====== Page ======

Rock Hill-area coaches watch as 8 former players head into College Football Playoff
What do four football players on Clemson, two on Notre Dame, one on Alabama and one on Ohio State have in common with each other — beyond the fact that they’ll soon have a chance to compete on the biggest stage of college football?
They’ve all made proud their former coaches who work just south of the Carolinas border.
Will Boggs (Clemson), Quinn Castner (Clemson), Skylar Delong (Alabama), Derion Kendrick (Clemson), Nick McCloud (Notre Dame) and BT Potter (Clemson) all played football for York County public high schools just a handful of years ago. And Osita Ekwonu (Notre Dame) and Jacolbe Cowan (Ohio State) each played for Providence Day in Charlotte, under current Indian Land head coach Adam Hastings.
Before College Football Playoff semifinal games begin on New Year’s Day, here’s what you need to know about each player — and here are a few unforgettable stories about them from their former coaches, too.
BT Potter, Clemson
Potter hasn’t lost much in his football career. The junior placekicker went undefeated and won four straight state championships at South Pointe High School and has only lost twice in college — once in the national championship game in 2019, and once against Notre Dame earlier this year.
The Rock Hill native is a Lou Groza Semifinalist, known best for his flowy hair and his booming leg that has served him well on kickoffs and long-range field goals. He holds the record for longest field goal in a College Football National Championship Game, dating back to when he converted on a 52-yarder against LSU in January 2020.
“The first time I met BT, he was in ninth grade,” kicking guru Dan Orner told The Herald earlier this week. Orner laughed: “He came up to me, we went to the side field, and he was like, ‘Dan, if you can get me to hit my kickoffs inside the 10, I’ll be your best friend.’
“The next thing you know, at the end of his ninth grade year, he’s hitting balls into the endzone.”

====== Entries provided ======

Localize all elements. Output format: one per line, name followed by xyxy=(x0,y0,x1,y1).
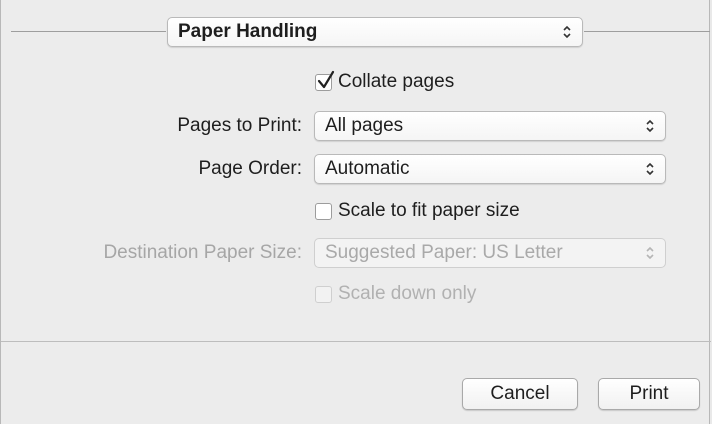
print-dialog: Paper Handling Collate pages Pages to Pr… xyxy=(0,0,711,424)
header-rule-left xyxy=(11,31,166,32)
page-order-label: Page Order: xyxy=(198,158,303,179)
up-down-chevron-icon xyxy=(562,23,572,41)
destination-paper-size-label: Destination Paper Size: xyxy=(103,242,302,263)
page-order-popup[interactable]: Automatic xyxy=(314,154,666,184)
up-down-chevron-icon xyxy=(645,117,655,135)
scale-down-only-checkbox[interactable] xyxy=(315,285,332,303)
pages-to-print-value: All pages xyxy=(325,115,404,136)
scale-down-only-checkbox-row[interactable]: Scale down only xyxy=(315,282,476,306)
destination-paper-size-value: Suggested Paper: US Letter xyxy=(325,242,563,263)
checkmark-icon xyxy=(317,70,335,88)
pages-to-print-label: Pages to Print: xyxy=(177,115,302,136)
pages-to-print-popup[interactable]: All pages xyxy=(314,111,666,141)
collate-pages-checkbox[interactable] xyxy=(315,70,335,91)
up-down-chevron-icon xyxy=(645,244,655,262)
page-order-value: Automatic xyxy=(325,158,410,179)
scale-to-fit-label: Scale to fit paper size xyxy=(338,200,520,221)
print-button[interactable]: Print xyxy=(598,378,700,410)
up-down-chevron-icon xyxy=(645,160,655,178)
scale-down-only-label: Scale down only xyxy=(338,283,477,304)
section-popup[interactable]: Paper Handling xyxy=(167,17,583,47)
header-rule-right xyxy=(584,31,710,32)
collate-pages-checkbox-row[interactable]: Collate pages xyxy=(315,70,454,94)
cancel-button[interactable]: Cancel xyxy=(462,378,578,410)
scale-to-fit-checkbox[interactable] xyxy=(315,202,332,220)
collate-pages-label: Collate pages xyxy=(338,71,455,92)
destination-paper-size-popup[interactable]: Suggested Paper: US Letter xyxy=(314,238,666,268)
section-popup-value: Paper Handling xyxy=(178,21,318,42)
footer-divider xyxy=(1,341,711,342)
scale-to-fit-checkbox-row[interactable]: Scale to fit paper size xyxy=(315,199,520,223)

======

Short task: In the football playoff article, swap "placekicker" for "kicker" and write out again the part that opens with the words "Before College Football" and closes with "earlier this year.".

Answer to the problem:
Before College Football Playoff semifinal games begin on New Year’s Day, here’s what you need to know about each player — and here are a few unforgettable stories about them from their former coaches, too.
BT Potter, Clemson
Potter hasn’t lost much in his football career. The junior kicker went undefeated and won four straight state championships at South Pointe High School and has only lost twice in college — once in the national championship game in 2019, and once against Notre Dame earlier this year.